◆ Work instructions
Report, as a bare number, how many lines of the material below contain the word "ページビュー数".

Saved data entries
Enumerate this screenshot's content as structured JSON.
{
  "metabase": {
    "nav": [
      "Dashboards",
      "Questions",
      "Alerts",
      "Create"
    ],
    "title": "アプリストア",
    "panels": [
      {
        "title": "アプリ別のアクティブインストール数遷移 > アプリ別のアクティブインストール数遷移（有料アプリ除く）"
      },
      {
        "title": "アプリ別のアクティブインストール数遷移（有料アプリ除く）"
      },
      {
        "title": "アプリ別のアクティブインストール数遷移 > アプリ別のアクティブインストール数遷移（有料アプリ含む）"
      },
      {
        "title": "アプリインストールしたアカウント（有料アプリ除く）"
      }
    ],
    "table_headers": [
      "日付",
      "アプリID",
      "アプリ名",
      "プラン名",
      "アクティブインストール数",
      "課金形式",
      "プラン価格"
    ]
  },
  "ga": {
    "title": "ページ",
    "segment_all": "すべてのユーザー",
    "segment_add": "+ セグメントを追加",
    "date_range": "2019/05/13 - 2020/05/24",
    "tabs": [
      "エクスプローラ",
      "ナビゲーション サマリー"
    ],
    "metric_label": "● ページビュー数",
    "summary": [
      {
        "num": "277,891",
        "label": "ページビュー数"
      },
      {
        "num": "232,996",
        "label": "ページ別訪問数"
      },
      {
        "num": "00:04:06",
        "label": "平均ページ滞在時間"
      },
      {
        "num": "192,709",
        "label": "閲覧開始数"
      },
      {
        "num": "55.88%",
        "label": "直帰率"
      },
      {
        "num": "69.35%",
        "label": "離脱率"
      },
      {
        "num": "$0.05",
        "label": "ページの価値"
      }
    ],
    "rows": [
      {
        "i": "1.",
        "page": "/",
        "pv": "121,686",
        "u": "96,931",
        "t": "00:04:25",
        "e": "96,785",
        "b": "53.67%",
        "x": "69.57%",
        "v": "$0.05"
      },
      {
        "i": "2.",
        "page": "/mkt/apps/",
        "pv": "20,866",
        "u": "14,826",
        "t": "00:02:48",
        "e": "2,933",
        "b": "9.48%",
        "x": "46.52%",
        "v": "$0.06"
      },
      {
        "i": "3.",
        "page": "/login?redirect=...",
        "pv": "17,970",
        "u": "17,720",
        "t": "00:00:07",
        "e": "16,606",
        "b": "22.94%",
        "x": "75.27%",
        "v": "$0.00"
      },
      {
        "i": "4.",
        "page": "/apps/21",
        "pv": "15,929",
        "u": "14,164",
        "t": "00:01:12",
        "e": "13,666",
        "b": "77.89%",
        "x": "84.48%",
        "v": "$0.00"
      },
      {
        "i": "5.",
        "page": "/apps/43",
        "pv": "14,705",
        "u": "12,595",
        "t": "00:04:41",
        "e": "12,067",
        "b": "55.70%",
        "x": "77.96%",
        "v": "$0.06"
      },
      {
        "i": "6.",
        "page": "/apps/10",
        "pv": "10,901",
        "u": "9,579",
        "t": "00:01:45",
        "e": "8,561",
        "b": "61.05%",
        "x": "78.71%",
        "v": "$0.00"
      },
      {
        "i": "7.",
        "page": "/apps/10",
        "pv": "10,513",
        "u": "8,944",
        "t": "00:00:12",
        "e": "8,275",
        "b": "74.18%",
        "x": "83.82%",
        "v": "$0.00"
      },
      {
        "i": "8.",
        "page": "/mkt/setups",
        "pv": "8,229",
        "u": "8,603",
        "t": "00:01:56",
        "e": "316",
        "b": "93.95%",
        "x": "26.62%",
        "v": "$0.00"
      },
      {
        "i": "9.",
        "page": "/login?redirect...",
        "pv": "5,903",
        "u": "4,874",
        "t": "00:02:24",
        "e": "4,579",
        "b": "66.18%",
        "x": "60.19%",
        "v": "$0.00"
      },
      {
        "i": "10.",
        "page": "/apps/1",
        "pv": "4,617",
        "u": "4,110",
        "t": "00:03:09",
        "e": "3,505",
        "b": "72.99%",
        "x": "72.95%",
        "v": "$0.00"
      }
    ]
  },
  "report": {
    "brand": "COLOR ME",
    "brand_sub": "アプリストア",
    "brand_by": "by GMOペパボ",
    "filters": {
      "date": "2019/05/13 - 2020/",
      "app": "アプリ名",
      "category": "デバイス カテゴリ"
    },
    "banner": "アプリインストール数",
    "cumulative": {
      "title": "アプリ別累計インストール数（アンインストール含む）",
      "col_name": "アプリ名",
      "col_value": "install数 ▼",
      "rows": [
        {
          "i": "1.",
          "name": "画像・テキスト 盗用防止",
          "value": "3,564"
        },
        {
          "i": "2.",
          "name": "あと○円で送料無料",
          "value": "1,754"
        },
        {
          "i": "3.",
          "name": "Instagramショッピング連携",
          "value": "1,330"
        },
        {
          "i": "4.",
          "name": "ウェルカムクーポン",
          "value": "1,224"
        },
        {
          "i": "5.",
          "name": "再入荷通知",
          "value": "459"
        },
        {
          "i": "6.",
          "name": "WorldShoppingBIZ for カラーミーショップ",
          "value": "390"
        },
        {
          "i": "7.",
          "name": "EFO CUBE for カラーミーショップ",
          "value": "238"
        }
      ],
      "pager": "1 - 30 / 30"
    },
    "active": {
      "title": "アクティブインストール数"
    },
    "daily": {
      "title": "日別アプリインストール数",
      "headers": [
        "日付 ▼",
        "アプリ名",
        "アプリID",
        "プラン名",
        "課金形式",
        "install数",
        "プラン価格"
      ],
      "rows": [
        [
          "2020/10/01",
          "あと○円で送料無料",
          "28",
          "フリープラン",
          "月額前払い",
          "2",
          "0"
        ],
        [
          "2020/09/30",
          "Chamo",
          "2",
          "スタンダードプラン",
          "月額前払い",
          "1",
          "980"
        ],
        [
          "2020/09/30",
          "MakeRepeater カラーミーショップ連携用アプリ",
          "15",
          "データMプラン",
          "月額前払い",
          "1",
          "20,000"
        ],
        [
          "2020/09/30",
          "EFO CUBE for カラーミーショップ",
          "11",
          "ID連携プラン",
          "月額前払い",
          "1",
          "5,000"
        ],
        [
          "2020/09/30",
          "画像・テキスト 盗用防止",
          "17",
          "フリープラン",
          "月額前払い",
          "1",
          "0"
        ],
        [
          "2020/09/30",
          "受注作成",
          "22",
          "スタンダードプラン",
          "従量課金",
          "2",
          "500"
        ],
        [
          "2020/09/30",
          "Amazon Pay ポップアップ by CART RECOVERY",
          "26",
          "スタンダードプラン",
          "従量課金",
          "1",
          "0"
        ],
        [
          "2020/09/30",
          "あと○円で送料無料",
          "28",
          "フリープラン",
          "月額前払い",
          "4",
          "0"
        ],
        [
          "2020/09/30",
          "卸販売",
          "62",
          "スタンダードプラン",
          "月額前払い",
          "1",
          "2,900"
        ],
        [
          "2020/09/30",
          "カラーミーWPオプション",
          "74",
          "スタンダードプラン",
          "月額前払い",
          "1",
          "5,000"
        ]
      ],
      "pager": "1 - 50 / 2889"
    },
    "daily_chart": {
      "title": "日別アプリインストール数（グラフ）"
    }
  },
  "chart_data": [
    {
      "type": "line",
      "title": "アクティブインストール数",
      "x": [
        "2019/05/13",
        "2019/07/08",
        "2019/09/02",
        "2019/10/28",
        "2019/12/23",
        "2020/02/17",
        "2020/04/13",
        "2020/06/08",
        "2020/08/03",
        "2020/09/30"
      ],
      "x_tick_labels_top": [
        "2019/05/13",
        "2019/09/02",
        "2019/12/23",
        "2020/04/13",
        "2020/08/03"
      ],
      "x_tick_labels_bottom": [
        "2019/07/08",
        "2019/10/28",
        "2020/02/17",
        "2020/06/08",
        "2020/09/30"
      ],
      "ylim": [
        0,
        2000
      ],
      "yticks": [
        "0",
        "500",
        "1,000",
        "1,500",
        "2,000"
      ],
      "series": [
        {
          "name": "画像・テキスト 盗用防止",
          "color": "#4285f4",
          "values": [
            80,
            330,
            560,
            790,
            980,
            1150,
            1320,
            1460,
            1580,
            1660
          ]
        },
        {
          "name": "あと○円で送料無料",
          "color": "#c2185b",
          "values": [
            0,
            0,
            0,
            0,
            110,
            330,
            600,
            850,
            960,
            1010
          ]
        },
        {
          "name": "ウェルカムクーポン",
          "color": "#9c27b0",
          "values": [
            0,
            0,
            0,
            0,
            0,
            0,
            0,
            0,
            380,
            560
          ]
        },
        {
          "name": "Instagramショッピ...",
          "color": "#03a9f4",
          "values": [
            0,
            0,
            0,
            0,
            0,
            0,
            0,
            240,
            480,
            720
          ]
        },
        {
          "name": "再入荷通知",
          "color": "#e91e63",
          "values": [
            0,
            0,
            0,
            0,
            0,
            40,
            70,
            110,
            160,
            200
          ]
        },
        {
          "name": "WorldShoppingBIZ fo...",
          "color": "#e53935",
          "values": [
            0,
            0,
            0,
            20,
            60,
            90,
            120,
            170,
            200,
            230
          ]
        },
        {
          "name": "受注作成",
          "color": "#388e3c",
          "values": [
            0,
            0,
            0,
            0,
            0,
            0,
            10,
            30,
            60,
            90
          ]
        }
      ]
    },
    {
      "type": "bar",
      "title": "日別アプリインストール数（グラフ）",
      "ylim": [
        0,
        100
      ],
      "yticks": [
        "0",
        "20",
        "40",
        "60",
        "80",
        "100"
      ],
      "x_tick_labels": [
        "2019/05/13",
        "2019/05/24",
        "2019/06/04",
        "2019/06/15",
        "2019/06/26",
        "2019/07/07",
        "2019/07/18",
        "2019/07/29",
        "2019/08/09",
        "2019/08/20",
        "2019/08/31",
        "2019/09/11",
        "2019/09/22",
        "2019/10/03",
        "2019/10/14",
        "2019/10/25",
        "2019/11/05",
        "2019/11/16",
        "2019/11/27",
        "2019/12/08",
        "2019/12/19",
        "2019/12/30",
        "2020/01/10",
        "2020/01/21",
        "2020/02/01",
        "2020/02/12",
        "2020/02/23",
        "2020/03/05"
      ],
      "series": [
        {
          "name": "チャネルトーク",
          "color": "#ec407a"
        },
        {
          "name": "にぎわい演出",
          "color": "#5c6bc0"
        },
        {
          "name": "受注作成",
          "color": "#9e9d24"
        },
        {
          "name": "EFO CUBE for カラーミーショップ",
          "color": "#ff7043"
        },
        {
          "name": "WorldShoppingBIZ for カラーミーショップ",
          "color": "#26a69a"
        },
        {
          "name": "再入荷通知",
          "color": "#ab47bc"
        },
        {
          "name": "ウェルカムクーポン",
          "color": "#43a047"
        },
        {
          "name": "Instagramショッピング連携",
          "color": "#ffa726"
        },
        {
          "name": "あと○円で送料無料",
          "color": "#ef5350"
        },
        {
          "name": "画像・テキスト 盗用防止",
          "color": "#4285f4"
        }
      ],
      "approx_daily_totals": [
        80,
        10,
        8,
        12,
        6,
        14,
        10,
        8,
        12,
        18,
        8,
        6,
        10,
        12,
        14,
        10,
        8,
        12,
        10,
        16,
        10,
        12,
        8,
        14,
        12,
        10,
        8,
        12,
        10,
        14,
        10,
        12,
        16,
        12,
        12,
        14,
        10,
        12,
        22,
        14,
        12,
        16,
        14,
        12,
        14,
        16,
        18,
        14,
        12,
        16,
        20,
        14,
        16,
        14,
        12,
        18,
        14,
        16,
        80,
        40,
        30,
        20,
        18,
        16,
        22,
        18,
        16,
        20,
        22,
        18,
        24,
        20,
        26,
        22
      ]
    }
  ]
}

◆ The reply
2